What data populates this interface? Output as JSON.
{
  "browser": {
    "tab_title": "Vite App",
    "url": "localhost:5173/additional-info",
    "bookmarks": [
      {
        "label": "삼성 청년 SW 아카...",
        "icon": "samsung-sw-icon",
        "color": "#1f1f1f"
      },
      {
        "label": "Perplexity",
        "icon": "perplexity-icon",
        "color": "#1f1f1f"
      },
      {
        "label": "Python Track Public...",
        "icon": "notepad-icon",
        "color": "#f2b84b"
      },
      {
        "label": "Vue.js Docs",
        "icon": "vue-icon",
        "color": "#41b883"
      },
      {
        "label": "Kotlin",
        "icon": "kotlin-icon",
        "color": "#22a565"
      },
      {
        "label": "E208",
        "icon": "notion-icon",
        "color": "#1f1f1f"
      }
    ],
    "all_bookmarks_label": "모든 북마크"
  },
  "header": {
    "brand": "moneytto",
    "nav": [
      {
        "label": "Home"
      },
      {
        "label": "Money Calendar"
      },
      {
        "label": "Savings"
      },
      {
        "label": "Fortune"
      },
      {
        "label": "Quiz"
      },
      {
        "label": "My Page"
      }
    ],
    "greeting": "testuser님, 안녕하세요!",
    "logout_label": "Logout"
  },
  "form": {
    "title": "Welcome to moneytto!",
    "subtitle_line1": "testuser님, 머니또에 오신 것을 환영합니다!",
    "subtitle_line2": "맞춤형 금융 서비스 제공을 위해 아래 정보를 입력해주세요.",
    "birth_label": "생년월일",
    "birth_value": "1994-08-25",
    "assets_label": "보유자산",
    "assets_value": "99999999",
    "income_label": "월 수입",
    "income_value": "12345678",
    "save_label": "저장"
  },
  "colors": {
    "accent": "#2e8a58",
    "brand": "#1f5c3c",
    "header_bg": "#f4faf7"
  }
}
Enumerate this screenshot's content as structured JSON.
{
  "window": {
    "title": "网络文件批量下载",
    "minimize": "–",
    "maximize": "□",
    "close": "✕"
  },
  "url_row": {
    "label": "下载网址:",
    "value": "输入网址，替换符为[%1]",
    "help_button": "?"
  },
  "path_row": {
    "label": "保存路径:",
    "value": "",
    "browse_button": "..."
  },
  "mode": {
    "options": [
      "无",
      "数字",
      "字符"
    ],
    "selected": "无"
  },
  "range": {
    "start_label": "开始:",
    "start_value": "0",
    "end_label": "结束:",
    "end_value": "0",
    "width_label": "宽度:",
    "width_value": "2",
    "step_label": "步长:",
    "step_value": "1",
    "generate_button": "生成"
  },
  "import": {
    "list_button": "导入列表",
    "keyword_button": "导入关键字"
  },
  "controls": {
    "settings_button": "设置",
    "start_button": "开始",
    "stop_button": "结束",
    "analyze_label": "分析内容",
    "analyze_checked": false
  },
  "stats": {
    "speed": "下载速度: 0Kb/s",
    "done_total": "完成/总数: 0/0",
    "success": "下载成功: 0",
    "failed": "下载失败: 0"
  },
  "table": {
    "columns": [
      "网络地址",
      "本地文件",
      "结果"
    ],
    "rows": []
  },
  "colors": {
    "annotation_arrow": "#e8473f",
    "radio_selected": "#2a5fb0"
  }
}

■ ■ ■ ■ ■ ■ ■

_WRITTEN TASK:_ Leave out every line without the string "testuser님" and copy the rest.

_IN RESPONSE:_
    "greeting": "testuser님, 안녕하세요!",
    "subtitle_line1": "testuser님, 머니또에 오신 것을 환영합니다!",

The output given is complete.